-- Start Excerpted data --

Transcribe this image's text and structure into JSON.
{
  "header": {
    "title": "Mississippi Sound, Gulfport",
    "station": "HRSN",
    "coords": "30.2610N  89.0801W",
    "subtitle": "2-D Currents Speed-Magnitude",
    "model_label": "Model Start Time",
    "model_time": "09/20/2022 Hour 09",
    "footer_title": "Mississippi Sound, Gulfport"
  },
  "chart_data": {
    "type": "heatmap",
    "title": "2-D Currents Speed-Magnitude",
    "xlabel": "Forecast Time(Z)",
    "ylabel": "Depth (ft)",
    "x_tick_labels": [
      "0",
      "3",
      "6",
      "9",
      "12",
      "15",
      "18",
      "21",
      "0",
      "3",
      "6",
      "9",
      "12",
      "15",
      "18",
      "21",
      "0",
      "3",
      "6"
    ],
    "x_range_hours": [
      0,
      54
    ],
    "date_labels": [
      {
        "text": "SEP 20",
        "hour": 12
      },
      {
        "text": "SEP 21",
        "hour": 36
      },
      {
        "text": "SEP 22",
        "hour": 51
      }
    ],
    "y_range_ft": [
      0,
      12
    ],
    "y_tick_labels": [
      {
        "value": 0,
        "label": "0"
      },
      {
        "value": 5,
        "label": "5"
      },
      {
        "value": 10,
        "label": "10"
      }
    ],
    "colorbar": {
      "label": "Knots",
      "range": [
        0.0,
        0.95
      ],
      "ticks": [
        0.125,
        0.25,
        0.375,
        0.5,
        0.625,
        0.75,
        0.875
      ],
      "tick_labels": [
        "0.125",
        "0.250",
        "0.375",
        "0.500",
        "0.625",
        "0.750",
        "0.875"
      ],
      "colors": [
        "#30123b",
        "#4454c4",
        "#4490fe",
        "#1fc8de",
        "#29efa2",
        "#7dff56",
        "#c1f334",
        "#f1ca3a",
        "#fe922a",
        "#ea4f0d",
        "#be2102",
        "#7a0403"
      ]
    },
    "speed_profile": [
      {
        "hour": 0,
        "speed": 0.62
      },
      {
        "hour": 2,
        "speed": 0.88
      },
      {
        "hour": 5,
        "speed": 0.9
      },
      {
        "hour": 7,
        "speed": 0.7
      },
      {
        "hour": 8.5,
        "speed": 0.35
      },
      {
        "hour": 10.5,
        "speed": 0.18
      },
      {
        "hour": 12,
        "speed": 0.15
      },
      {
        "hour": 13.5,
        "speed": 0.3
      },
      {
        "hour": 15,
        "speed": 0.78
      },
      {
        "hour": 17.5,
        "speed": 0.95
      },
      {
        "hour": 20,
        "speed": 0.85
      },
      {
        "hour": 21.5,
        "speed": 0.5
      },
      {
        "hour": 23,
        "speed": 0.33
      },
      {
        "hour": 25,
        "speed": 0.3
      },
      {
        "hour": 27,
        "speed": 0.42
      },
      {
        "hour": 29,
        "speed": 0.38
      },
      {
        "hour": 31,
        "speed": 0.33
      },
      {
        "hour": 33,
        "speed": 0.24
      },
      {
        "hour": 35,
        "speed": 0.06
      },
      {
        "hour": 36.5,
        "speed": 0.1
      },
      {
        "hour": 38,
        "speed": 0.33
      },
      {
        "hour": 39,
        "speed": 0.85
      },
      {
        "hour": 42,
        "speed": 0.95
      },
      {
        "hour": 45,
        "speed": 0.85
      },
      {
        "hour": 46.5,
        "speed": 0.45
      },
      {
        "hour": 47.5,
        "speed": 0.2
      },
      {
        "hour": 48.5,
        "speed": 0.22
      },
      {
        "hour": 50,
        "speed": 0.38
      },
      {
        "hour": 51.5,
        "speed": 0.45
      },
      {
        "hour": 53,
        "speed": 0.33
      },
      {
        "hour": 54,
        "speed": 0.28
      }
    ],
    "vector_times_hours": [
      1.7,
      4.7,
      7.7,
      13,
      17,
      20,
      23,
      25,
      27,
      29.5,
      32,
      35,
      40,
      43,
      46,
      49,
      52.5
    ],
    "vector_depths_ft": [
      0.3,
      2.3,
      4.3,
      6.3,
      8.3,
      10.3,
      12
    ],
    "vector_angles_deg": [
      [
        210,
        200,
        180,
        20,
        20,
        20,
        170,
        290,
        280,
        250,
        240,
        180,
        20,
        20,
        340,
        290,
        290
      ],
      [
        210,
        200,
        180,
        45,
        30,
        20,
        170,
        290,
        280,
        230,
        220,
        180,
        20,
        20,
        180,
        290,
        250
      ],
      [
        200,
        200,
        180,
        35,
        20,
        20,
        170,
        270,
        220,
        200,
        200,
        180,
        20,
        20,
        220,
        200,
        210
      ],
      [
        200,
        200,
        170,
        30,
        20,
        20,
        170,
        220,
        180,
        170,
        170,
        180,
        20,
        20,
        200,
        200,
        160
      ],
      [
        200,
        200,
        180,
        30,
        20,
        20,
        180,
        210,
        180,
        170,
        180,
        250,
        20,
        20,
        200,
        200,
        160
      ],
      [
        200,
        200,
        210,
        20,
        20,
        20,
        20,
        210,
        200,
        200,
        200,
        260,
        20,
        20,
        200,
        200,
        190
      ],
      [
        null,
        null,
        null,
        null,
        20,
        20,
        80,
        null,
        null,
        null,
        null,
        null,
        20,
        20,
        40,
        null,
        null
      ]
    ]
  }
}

-- End Excerpted data --

■ **Task directions**
Output all records verbatim.

■ **Output of the exercise**
Transcribe this image's text and structure into JSON.
{
  "header": {
    "title": "Mississippi Sound, Gulfport",
    "station": "HRSN",
    "coords": "30.2610N  89.0801W",
    "subtitle": "2-D Currents Speed-Magnitude",
    "model_label": "Model Start Time",
    "model_time": "09/20/2022 Hour 09",
    "footer_title": "Mississippi Sound, Gulfport"
  },
  "chart_data": {
    "type": "heatmap",
    "title": "2-D Currents Speed-Magnitude",
    "xlabel": "Forecast Time(Z)",
    "ylabel": "Depth (ft)",
    "x_tick_labels": [
      "0",
      "3",
      "6",
      "9",
      "12",
      "15",
      "18",
      "21",
      "0",
      "3",
      "6",
      "9",
      "12",
      "15",
      "18",
      "21",
      "0",
      "3",
      "6"
    ],
    "x_range_hours": [
      0,
      54
    ],
    "date_labels": [
      {
        "text": "SEP 20",
        "hour": 12
      },
      {
        "text": "SEP 21",
        "hour": 36
      },
      {
        "text": "SEP 22",
        "hour": 51
      }
    ],
    "y_range_ft": [
      0,
      12
    ],
    "y_tick_labels": [
      {
        "value": 0,
        "label": "0"
      },
      {
        "value": 5,
        "label": "5"
      },
      {
        "value": 10,
        "label": "10"
      }
    ],
    "colorbar": {
      "label": "Knots",
      "range": [
        0.0,
        0.95
      ],
      "ticks": [
        0.125,
        0.25,
        0.375,
        0.5,
        0.625,
        0.75,
        0.875
      ],
      "tick_labels": [
        "0.125",
        "0.250",
        "0.375",
        "0.500",
        "0.625",
        "0.750",
        "0.875"
      ],
      "colors": [
        "#30123b",
        "#4454c4",
        "#4490fe",
        "#1fc8de",
        "#29efa2",
        "#7dff56",
        "#c1f334",
        "#f1ca3a",
        "#fe922a",
        "#ea4f0d",
        "#be2102",
        "#7a0403"
      ]
    },
    "speed_profile": [
      {
        "hour": 0,
        "speed": 0.62
      },
      {
        "hour": 2,
        "speed": 0.88
      },
      {
        "hour": 5,
        "speed": 0.9
      },
      {
        "hour": 7,
        "speed": 0.7
      },
      {
        "hour": 8.5,
        "speed": 0.35
      },
      {
        "hour": 10.5,
        "speed": 0.18
      },
      {
        "hour": 12,
        "speed": 0.15
      },
      {
        "hour": 13.5,
        "speed": 0.3
      },
      {
        "hour": 15,
        "speed": 0.78
      },
      {
        "hour": 17.5,
        "speed": 0.95
      },
      {
        "hour": 20,
        "speed": 0.85
      },
      {
        "hour": 21.5,
        "speed": 0.5
      },
      {
        "hour": 23,
        "speed": 0.33
      },
      {
        "hour": 25,
        "speed": 0.3
      },
      {
        "hour": 27,
        "speed": 0.42
      },
      {
        "hour": 29,
        "speed": 0.38
      },
      {
        "hour": 31,
        "speed": 0.33
      },
      {
        "hour": 33,
        "speed": 0.24
      },
      {
        "hour": 35,
        "speed": 0.06
      },
      {
        "hour": 36.5,
        "speed": 0.1
      },
      {
        "hour": 38,
        "speed": 0.33
      },
      {
        "hour": 39,
        "speed": 0.85
      },
      {
        "hour": 42,
        "speed": 0.95
      },
      {
        "hour": 45,
        "speed": 0.85
      },
      {
        "hour": 46.5,
        "speed": 0.45
      },
      {
        "hour": 47.5,
        "speed": 0.2
      },
      {
        "hour": 48.5,
        "speed": 0.22
      },
      {
        "hour": 50,
        "speed": 0.38
      },
      {
        "hour": 51.5,
        "speed": 0.45
      },
      {
        "hour": 53,
        "speed": 0.33
      },
      {
        "hour": 54,
        "speed": 0.28
      }
    ],
    "vector_times_hours": [
      1.7,
      4.7,
      7.7,
      13,
      17,
      20,
      23,
      25,
      27,
      29.5,
      32,
      35,
      40,
      43,
      46,
      49,
      52.5
    ],
    "vector_depths_ft": [
      0.3,
      2.3,
      4.3,
      6.3,
      8.3,
      10.3,
      12
    ],
    "vector_angles_deg": [
      [
        210,
        200,
        180,
        20,
        20,
        20,
        170,
        290,
        280,
        250,
        240,
        180,
        20,
        20,
        340,
        290,
        290
      ],
      [
        210,
        200,
        180,
        45,
        30,
        20,
        170,
        290,
        280,
        230,
        220,
        180,
        20,
        20,
        180,
        290,
        250
      ],
      [
        200,
        200,
        180,
        35,
        20,
        20,
        170,
        270,
        220,
        200,
        200,
        180,
        20,
        20,
        220,
        200,
        210
      ],
      [
        200,
        200,
        170,
        30,
        20,
        20,
        170,
        220,
        180,
        170,
        170,
        180,
        20,
        20,
        200,
        200,
        160
      ],
      [
        200,
        200,
        180,
        30,
        20,
        20,
        180,
        210,
        180,
        170,
        180,
        250,
        20,
        20,
        200,
        200,
        160
      ],
      [
        200,
        200,
        210,
        20,
        20,
        20,
        20,
        210,
        200,
        200,
        200,
        260,
        20,
        20,
        200,
        200,
        190
      ],
      [
        null,
        null,
        null,
        null,
        20,
        20,
        80,
        null,
        null,
        null,
        null,
        null,
        20,
        20,
        40,
        null,
        null
      ]
    ]
  }
}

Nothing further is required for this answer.